SUPPLIED TEXT =>
------------------------------

AbstractThe research presented in this thesis aims to explore the role of the home
environment in dementia care and support, drawing on two complementary
approaches. The thesis consists of three papers to offer evidence of the various
environmental aspects and strategies that explore environmental aspects in living with dementia at home. The first approach and paper presents a systematic review of international qualitative studies exploring people’s experiences and perceptions on the role of the home environment, environmental home elements and strategies. The second approach involved conducting in-depth walking interviews with thirteen co-resident carers. The interviews were analysed thematically and are presented in two papers reporting on (a) the subjective and (b) the objective impact of their home environment. Exploring both subjective and objective aspects provided a holistic way to synthesise the literature and understand participants’ experiences of their home environment. The main findings offer evidence on potential environmental barriers and facilitators and a number of important architectural and design aspects that need to be taken into consideration to support community dementia care. There is no universal solution in addressing dementia care. Family carers implemented a plethora of strategies and often adapted their home through trial and error. Barriers to implementing adaptations were around the carers’ scepticism about the use and need of environmental interventions, mistrust towards practitioners, financial difficulties, timing and property restrictions. The present study highlighted the need for educating carers on the dementia trajectory and available environmental strategies. The findings offer guidance to professionals in many areas (health and social care, architecture, interior design, policy making) and bring more light into areas that require further research. New strategies support carers in their own homes and design future housing solutions are needed. The walking interviews were helpful as the main data collection method in order to understand the interplay between the family carers and their home situation. It was also useful to draw upon a number of theories in order to interpret and refine the findings. Future research and services should be directed to enhance dementia and caring friendly home environments.

------------------------------

ABOUT THIS EXERCISE =>
Answer these questions from the thesis abstract:
1. How many papers make up the thesis?
2. How many co-resident carers took part in the walking interviews?
3. By what means did family carers often adapt their home?
Rely only on the text to respond.

(Data excerpts)

------------------------------

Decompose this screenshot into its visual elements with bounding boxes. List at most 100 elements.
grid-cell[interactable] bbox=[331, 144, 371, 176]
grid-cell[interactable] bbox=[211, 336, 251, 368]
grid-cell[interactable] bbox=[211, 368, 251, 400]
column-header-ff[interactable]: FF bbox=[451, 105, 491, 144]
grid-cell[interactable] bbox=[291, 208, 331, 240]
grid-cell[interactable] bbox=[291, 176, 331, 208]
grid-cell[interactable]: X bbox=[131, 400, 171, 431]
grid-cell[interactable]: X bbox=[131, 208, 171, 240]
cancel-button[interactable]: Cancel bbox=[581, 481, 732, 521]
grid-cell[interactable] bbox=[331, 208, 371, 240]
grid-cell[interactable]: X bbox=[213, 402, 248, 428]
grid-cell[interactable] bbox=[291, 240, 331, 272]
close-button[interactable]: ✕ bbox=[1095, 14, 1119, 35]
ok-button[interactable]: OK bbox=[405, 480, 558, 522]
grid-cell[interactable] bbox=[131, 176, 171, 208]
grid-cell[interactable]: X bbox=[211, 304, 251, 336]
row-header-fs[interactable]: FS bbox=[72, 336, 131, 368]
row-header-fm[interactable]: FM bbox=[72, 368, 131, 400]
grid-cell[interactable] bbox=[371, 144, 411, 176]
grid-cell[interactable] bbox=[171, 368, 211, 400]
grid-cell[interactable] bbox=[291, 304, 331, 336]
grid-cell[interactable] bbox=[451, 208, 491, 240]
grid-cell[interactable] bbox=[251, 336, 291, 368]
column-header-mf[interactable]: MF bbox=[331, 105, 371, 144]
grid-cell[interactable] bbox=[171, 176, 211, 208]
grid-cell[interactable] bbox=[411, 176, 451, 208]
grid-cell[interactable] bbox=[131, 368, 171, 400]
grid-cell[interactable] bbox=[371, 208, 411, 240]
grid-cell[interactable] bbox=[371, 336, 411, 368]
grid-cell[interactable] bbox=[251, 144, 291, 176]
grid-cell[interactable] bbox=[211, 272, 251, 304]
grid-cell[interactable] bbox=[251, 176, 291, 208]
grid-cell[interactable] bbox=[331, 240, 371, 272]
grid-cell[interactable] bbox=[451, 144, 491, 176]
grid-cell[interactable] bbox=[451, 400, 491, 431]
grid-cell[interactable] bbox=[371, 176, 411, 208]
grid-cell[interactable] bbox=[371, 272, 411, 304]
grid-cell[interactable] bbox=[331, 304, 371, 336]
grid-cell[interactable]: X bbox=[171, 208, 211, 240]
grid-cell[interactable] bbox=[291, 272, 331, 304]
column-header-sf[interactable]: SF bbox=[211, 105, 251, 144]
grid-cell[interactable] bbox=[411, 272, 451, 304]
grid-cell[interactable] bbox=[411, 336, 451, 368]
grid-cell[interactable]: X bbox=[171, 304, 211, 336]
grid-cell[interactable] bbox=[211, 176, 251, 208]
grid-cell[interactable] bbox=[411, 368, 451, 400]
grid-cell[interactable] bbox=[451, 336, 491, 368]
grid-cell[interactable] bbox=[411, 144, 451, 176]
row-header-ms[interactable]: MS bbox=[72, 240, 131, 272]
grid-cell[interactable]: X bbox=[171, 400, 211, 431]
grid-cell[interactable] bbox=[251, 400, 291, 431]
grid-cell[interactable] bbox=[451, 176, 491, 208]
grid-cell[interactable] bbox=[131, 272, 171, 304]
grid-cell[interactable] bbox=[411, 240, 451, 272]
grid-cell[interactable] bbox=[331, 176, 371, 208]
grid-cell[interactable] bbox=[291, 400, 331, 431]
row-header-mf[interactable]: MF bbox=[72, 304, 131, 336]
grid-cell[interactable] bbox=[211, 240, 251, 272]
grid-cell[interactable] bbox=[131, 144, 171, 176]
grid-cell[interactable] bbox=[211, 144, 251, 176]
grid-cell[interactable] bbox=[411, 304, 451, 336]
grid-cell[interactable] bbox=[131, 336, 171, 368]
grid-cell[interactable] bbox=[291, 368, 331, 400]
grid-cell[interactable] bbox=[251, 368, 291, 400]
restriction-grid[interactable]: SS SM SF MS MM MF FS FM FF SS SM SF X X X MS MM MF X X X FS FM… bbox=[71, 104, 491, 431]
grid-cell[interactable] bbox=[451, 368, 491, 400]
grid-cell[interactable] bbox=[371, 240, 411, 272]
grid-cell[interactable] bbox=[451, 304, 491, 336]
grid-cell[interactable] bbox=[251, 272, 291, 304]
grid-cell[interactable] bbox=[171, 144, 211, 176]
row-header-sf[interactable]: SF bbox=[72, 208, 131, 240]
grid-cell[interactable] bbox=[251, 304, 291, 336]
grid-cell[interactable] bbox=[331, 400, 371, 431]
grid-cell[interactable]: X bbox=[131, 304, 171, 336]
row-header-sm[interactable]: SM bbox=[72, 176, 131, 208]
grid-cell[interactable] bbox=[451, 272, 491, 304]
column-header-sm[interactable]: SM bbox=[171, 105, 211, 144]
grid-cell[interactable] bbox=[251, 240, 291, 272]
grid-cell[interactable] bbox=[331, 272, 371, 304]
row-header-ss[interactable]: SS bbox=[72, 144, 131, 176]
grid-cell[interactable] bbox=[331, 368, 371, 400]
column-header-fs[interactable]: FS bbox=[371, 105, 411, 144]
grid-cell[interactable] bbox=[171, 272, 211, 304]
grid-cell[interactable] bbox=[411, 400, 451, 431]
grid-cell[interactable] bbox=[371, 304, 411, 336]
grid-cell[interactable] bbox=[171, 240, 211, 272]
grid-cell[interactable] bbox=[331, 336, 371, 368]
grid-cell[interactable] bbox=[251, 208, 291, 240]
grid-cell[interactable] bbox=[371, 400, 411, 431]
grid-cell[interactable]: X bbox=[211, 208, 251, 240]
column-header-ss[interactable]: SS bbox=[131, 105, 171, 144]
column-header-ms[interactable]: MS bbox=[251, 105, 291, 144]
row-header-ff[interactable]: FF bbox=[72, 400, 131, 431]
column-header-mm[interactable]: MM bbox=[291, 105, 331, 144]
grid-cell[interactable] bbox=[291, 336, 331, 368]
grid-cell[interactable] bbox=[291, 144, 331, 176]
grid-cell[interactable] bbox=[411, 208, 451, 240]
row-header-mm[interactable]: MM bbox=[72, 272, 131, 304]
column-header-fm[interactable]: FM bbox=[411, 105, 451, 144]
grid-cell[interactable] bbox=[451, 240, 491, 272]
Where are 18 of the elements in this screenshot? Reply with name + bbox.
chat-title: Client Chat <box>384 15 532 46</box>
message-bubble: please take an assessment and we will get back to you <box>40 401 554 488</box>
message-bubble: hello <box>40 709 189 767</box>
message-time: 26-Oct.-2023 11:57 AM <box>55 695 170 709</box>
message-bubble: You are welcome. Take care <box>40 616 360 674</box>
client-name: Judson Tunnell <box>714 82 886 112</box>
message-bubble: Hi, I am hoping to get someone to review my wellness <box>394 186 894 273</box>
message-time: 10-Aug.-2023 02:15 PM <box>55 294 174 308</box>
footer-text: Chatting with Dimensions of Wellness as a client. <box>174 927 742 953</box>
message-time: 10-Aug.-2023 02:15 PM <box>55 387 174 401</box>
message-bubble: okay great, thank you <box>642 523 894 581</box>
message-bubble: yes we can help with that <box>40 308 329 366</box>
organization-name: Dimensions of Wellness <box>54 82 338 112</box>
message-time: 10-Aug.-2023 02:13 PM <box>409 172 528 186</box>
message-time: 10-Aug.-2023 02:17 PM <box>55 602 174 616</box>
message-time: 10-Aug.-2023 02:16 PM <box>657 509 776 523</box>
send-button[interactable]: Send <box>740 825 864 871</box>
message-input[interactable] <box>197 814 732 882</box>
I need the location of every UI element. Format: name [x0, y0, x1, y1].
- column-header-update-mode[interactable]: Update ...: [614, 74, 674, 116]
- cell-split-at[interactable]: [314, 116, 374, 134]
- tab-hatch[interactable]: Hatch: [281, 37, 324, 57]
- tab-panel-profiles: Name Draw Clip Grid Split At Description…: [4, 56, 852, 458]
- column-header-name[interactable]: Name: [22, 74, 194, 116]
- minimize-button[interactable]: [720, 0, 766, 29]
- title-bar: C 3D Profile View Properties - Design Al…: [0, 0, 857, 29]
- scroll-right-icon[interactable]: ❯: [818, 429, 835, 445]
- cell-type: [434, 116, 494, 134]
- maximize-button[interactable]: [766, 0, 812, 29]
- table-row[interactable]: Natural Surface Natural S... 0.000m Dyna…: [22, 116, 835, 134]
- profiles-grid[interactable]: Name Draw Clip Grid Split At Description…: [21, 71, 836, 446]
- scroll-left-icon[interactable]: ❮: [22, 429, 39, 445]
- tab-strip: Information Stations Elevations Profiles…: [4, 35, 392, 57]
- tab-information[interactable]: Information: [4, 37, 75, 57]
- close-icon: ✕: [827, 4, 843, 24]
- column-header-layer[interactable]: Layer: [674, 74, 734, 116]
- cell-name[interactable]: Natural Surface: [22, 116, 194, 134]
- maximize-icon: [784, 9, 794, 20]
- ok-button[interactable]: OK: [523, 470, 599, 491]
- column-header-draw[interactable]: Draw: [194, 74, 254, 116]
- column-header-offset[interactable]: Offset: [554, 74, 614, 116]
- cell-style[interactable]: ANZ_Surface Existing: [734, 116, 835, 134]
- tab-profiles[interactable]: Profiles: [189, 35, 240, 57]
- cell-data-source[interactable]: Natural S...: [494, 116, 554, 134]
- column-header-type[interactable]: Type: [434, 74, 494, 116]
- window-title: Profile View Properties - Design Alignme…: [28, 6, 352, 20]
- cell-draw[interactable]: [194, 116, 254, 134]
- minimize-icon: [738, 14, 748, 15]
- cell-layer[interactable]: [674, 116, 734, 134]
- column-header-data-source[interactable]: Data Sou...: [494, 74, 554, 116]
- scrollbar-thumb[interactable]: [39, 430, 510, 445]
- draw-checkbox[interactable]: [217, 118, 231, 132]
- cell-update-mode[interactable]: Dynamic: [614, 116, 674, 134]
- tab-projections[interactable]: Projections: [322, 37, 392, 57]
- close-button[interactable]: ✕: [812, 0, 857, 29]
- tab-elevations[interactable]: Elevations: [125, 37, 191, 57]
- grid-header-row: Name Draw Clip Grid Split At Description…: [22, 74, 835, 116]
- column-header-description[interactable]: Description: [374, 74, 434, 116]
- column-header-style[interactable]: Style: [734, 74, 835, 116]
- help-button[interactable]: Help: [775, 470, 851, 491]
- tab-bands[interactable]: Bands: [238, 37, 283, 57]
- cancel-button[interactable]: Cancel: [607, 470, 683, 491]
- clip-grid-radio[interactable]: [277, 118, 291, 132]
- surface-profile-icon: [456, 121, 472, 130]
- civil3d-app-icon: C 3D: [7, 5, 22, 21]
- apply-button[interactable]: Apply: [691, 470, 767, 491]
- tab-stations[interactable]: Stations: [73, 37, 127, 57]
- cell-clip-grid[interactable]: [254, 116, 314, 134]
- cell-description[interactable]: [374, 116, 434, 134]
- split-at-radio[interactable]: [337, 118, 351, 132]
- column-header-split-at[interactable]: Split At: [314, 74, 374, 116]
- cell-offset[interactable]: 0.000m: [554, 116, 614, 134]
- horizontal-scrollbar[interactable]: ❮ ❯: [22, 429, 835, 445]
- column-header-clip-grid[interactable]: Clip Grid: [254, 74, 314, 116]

------------------------------

RESULT OF THIS EXERCISE =>
1. Three
2. Thirteen
3. Through trial and error